## EXERCISE TASK
Scan the lines below for the string "What" and copy every one that has it.

## ENTRIES

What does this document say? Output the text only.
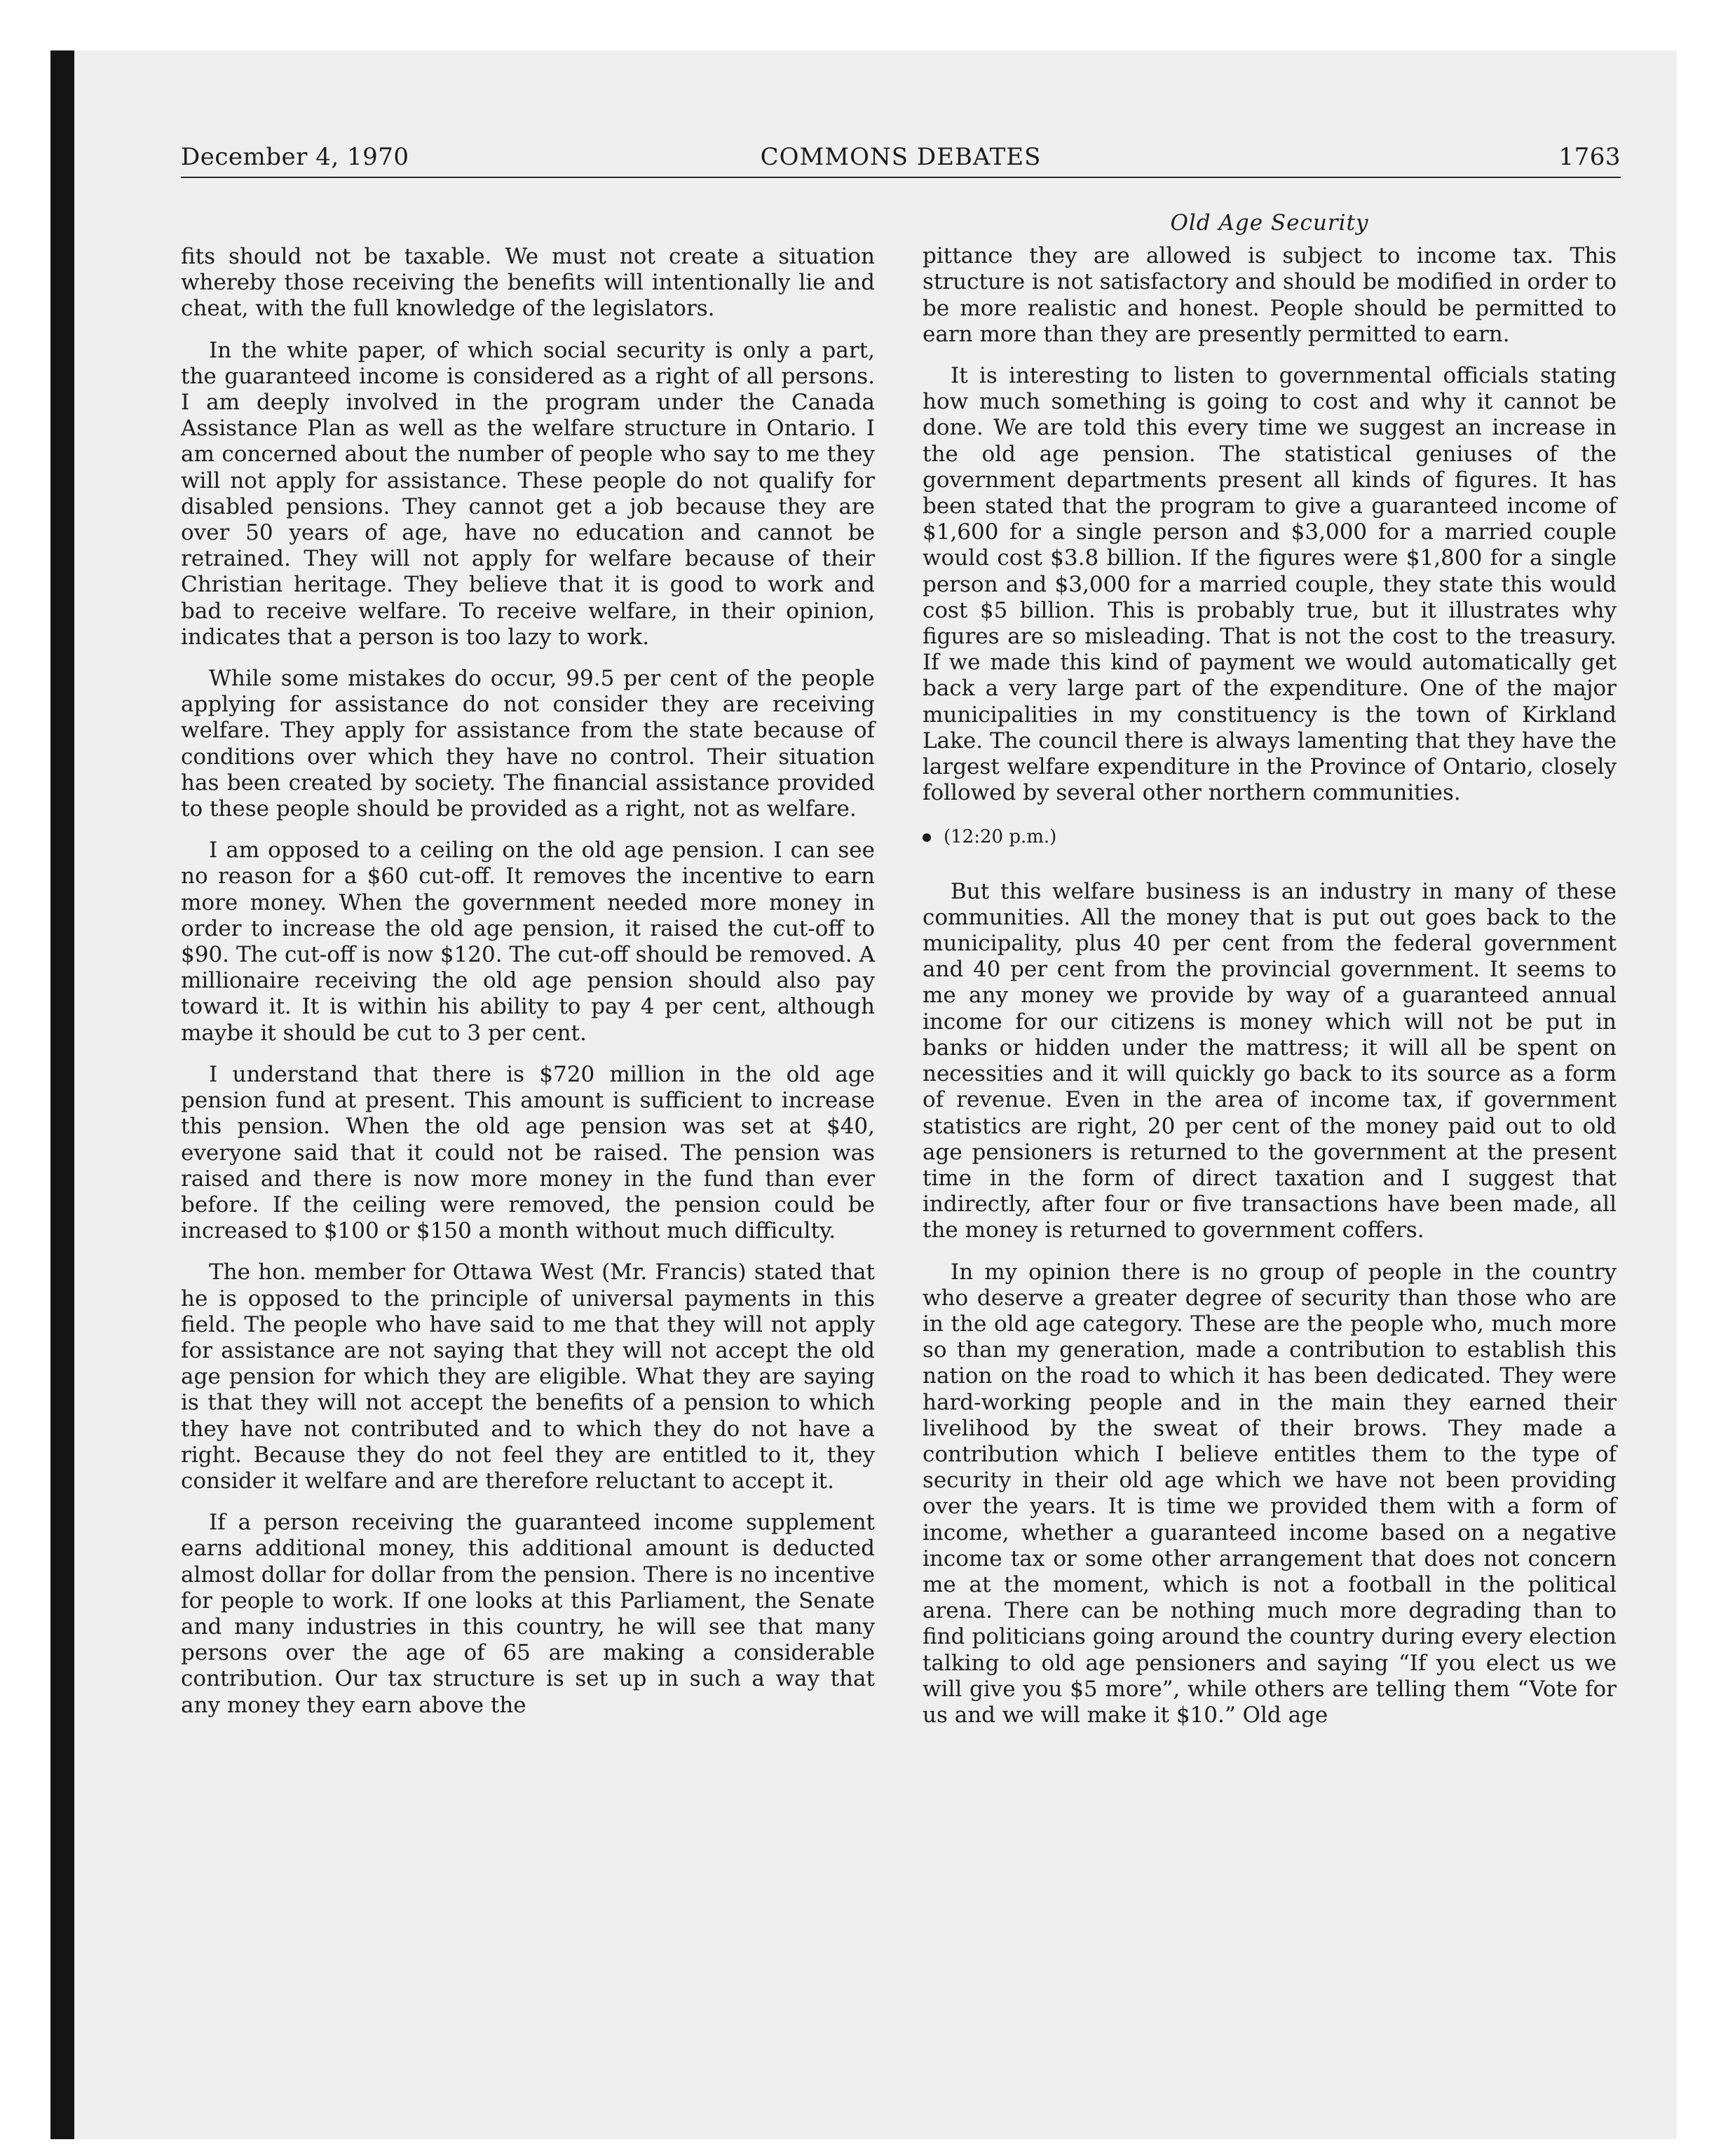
December 4, 1970	COMMONS DEBATES	1763

fits should not be taxable. We must not create a situation whereby those receiving the benefits will intentionally lie and cheat, with the full knowledge of the legislators.

In the white paper, of which social security is only a part, the guaranteed income is considered as a right of all persons. I am deeply involved in the program under the Canada Assistance Plan as well as the welfare structure in Ontario. I am concerned about the number of people who say to me they will not apply for assistance. These people do not qualify for disabled pensions. They cannot get a job because they are over 50 years of age, have no education and cannot be retrained. They will not apply for welfare because of their Christian heritage. They believe that it is good to work and bad to receive welfare. To receive welfare, in their opinion, indicates that a person is too lazy to work.

While some mistakes do occur, 99.5 per cent of the people applying for assistance do not consider they are receiving welfare. They apply for assistance from the state because of conditions over which they have no control. Their situation has been created by society. The financial assistance provided to these people should be provided as a right, not as welfare.

I am opposed to a ceiling on the old age pension. I can see no reason for a $60 cut-off. It removes the incentive to earn more money. When the government needed more money in order to increase the old age pension, it raised the cut-off to $90. The cut-off is now $120. The cut-off should be removed. A millionaire receiving the old age pension should also pay toward it. It is within his ability to pay 4 per cent, although maybe it should be cut to 3 per cent.

I understand that there is $720 million in the old age pension fund at present. This amount is sufficient to increase this pension. When the old age pension was set at $40, everyone said that it could not be raised. The pension was raised and there is now more money in the fund than ever before. If the ceiling were removed, the pension could be increased to $100 or $150 a month without much difficulty.

The hon. member for Ottawa West (Mr. Francis) stated that he is opposed to the principle of universal payments in this field. The people who have said to me that they will not apply for assistance are not saying that they will not accept the old age pension for which they are eligible. What they are saying is that they will not accept the benefits of a pension to which they have not contributed and to which they do not have a right. Because they do not feel they are entitled to it, they consider it welfare and are therefore reluctant to accept it.

If a person receiving the guaranteed income supplement earns additional money, this additional amount is deducted almost dollar for dollar from the pension. There is no incentive for people to work. If one looks at this Parliament, the Senate and many industries in this country, he will see that many persons over the age of 65 are making a considerable contribution. Our tax structure is set up in such a way that any money they earn above the

Old Age Security

pittance they are allowed is subject to income tax. This structure is not satisfactory and should be modified in order to be more realistic and honest. People should be permitted to earn more than they are presently permitted to earn.

It is interesting to listen to governmental officials stating how much something is going to cost and why it cannot be done. We are told this every time we suggest an increase in the old age pension. The statistical geniuses of the government departments present all kinds of figures. It has been stated that the program to give a guaranteed income of $1,600 for a single person and $3,000 for a married couple would cost $3.8 billion. If the figures were $1,800 for a single person and $3,000 for a married couple, they state this would cost $5 billion. This is probably true, but it illustrates why figures are so misleading. That is not the cost to the treasury. If we made this kind of payment we would automatically get back a very large part of the expenditure. One of the major municipalities in my constituency is the town of Kirkland Lake. The council there is always lamenting that they have the largest welfare expenditure in the Province of Ontario, closely followed by several other northern communities.

(12:20 p.m.)

But this welfare business is an industry in many of these communities. All the money that is put out goes back to the municipality, plus 40 per cent from the federal government and 40 per cent from the provincial government. It seems to me any money we provide by way of a guaranteed annual income for our citizens is money which will not be put in banks or hidden under the mattress; it will all be spent on necessities and it will quickly go back to its source as a form of revenue. Even in the area of income tax, if government statistics are right, 20 per cent of the money paid out to old age pensioners is returned to the government at the present time in the form of direct taxation and I suggest that indirectly, after four or five transactions have been made, all the money is returned to government coffers.

In my opinion there is no group of people in the country who deserve a greater degree of security than those who are in the old age category. These are the people who, much more so than my generation, made a contribution to establish this nation on the road to which it has been dedicated. They were hard-working people and in the main they earned their livelihood by the sweat of their brows. They made a contribution which I believe entitles them to the type of security in their old age which we have not been providing over the years. It is time we provided them with a form of income, whether a guaranteed income based on a negative income tax or some other arrangement that does not concern me at the moment, which is not a football in the political arena. There can be nothing much more degrading than to find politicians going around the country during every election talking to old age pensioners and saying “If you elect us we will give you $5 more”, while others are telling them “Vote for us and we will make it $10.” Old age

## SOLUTION FOR THIS TASK
What does this document say? Output the text only.
The hon. member for Ottawa West (Mr. Francis) stated that he is opposed to the principle of universal payments in this field. The people who have said to me that they will not apply for assistance are not saying that they will not accept the old age pension for which they are eligible. What they are saying is that they will not accept the benefits of a pension to which they have not contributed and to which they do not have a right. Because they do not feel they are entitled to it, they consider it welfare and are therefore reluctant to accept it.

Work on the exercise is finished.